# Written task
Among the entries, which lines carry the string "Класс"? Copy each of them.
══ Records shown ══
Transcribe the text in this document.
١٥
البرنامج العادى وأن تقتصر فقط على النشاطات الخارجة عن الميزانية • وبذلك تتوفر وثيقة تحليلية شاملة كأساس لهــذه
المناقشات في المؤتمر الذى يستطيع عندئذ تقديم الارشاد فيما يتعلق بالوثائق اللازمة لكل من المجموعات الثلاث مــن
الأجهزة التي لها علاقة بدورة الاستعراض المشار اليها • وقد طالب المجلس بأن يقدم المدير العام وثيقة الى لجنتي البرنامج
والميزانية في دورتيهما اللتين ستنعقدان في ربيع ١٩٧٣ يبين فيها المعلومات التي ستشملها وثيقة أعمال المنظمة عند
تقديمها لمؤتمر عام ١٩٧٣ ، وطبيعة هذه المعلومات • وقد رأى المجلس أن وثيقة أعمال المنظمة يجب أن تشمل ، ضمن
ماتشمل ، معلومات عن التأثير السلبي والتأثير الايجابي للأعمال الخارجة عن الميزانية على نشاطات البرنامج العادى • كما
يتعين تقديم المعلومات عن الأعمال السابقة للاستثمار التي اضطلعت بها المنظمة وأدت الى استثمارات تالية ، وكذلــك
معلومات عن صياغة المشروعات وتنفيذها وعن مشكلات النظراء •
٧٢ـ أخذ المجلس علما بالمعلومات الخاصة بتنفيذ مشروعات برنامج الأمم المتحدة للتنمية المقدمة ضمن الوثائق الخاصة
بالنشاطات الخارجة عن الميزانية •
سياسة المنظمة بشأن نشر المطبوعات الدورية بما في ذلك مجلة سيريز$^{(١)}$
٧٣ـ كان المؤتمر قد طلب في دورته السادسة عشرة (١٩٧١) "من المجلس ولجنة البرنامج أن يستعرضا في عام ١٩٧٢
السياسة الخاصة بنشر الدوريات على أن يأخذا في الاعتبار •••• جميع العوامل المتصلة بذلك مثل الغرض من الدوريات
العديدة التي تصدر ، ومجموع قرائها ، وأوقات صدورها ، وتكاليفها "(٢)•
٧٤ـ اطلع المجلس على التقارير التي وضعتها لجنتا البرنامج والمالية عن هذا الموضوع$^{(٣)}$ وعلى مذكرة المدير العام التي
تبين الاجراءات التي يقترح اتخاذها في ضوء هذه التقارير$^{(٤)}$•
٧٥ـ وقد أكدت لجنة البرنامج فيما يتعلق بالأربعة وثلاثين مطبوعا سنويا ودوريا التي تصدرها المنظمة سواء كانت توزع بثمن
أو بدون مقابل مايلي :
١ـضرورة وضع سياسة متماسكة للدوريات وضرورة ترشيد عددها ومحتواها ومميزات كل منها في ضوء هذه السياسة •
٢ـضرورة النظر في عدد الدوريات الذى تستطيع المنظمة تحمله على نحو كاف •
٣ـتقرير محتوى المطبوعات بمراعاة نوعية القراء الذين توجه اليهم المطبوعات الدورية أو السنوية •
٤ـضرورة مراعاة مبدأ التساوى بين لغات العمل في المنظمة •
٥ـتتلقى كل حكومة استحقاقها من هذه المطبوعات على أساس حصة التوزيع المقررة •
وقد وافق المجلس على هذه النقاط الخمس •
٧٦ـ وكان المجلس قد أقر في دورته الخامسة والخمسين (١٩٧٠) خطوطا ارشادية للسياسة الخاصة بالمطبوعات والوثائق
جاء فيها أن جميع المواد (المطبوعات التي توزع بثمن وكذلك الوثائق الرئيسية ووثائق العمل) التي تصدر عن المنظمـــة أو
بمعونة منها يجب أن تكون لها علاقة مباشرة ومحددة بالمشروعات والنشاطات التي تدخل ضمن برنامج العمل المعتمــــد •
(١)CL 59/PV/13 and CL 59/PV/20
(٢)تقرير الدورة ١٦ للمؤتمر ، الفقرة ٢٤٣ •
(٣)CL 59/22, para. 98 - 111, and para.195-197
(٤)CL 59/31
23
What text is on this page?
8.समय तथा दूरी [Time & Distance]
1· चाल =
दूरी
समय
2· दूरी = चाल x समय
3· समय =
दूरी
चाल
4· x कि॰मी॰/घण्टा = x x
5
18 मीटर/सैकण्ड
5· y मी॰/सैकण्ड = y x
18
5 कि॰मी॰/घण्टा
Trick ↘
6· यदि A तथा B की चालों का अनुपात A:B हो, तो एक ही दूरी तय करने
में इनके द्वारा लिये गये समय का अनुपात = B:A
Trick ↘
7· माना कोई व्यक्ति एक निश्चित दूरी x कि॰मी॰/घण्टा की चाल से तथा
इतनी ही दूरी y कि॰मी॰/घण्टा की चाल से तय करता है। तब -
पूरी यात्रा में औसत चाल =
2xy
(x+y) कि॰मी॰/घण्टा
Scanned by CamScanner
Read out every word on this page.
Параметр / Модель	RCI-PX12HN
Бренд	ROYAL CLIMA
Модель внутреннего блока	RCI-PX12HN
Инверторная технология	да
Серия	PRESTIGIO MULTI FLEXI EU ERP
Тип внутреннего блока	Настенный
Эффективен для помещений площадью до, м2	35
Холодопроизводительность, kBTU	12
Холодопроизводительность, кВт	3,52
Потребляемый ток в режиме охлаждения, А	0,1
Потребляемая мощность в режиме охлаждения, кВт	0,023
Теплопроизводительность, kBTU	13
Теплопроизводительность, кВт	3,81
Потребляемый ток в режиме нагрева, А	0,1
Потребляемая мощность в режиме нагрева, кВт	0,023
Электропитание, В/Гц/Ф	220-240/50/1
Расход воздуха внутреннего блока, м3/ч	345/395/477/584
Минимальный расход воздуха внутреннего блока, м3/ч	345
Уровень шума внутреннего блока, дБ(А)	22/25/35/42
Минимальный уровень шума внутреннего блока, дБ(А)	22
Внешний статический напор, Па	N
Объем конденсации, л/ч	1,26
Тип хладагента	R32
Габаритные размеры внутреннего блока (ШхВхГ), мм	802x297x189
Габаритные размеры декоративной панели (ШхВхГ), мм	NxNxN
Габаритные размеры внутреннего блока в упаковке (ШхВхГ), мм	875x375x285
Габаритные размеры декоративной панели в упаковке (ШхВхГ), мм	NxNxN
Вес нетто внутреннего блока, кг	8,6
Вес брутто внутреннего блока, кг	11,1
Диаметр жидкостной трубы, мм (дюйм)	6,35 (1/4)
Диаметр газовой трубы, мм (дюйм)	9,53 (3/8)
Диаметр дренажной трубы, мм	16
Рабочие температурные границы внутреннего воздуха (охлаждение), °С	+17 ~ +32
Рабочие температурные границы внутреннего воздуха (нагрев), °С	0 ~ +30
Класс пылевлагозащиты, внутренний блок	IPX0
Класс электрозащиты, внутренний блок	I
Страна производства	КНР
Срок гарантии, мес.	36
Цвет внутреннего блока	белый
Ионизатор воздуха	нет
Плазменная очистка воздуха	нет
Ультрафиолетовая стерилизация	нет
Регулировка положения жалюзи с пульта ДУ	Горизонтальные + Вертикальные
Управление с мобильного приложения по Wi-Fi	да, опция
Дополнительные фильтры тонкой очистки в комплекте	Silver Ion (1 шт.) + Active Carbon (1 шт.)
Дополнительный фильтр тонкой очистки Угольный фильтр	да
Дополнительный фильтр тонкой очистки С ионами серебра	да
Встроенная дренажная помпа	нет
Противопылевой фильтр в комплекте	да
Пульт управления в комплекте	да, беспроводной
═══
# Response
Класс пылевлагозащиты, внутренний блок	IPX0
Класс электрозащиты, внутренний блок	I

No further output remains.